■ REQUEST: Locate the word "Write" in the entries below, then gather every line that holds it.

[Stored records]
§ §

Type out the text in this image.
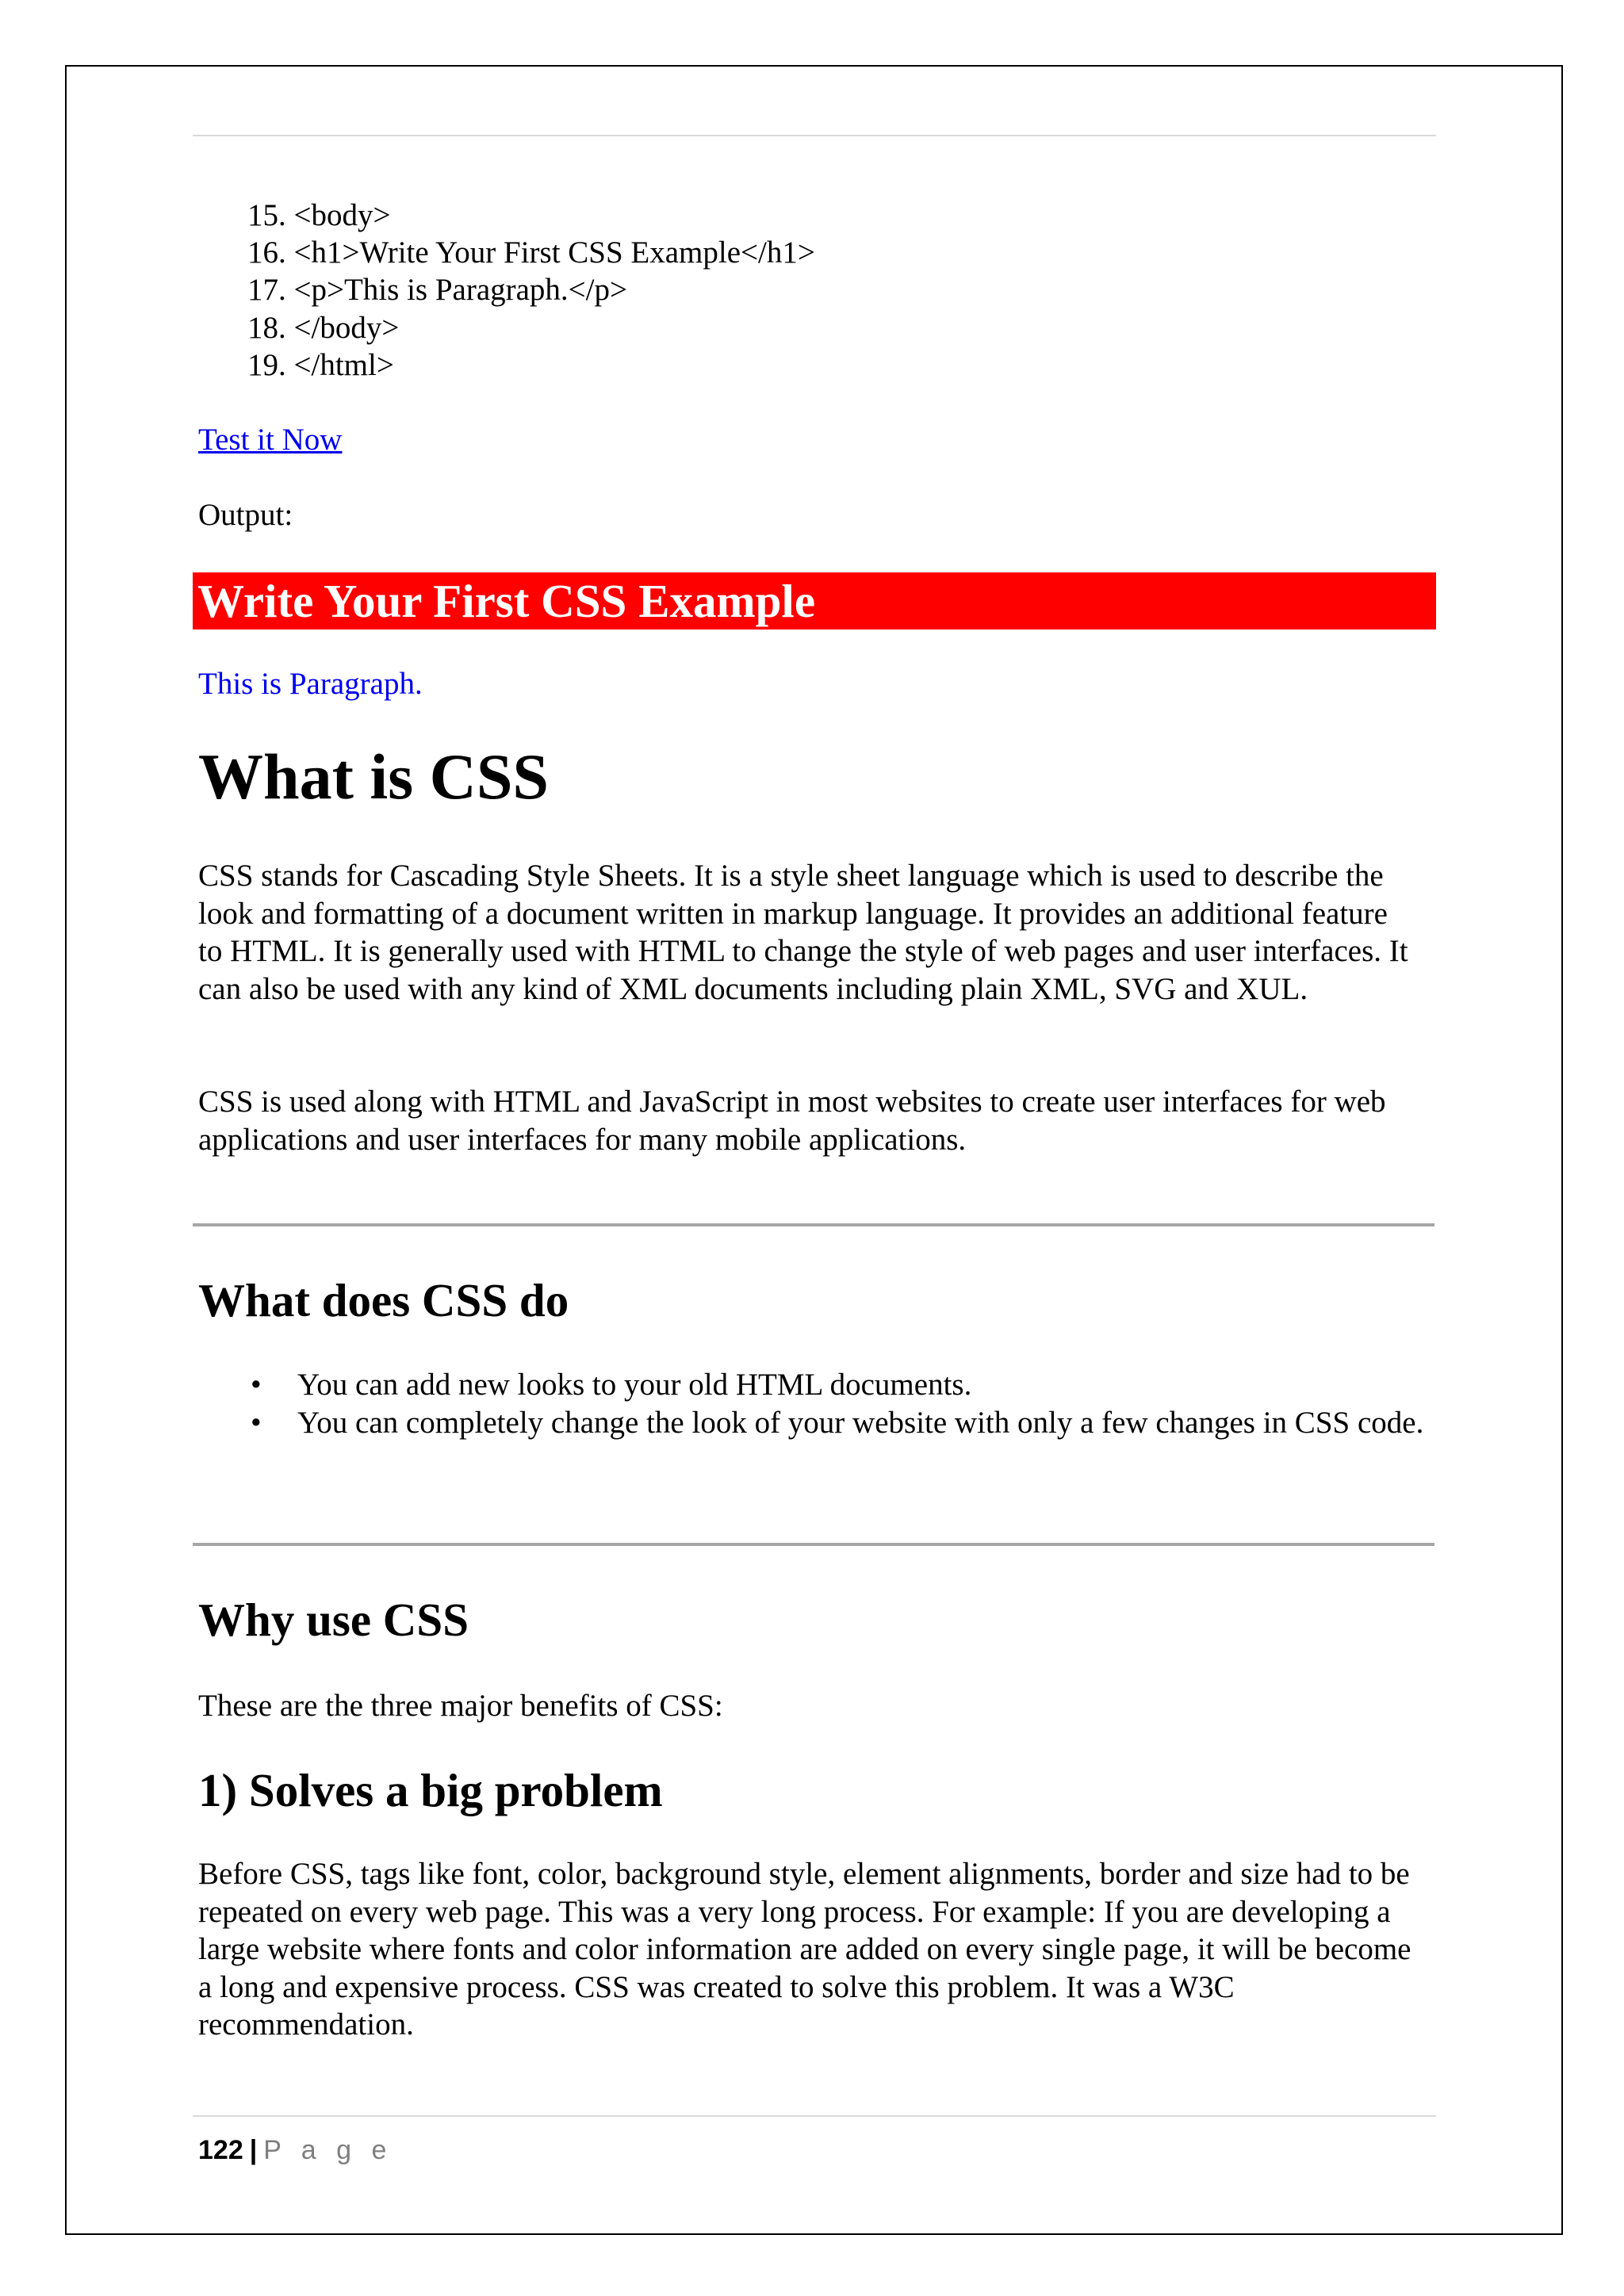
15. <body>
16. <h1>Write Your First CSS Example</h1>
17. <p>This is Paragraph.</p>
18. </body>
19. </html>
Test it Now
Output:
This is Paragraph.
What is CSS
CSS stands for Cascading Style Sheets. It is a style sheet language which is used to describe the look and formatting of a document written in markup language. It provides an additional feature to HTML. It is generally used with HTML to change the style of web pages and user interfaces. It can also be used with any kind of XML documents including plain XML, SVG and XUL.
CSS is used along with HTML and JavaScript in most websites to create user interfaces for web applications and user interfaces for many mobile applications.
What does CSS do
• You can add new looks to your old HTML documents.
• You can completely change the look of your website with only a few changes in CSS code.
Why use CSS
These are the three major benefits of CSS:
1) Solves a big problem
Before CSS, tags like font, color, background style, element alignments, border and size had to be repeated on every web page. This was a very long process. For example: If you are developing a large website where fonts and color information are added on every single page, it will be become a long and expensive process. CSS was created to solve this problem. It was a W3C recommendation.
Write Your First CSS Example
122 | P a g e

§ §

■ SOLUTION BELOW:
16. <h1>Write Your First CSS Example</h1>
Write Your First CSS Example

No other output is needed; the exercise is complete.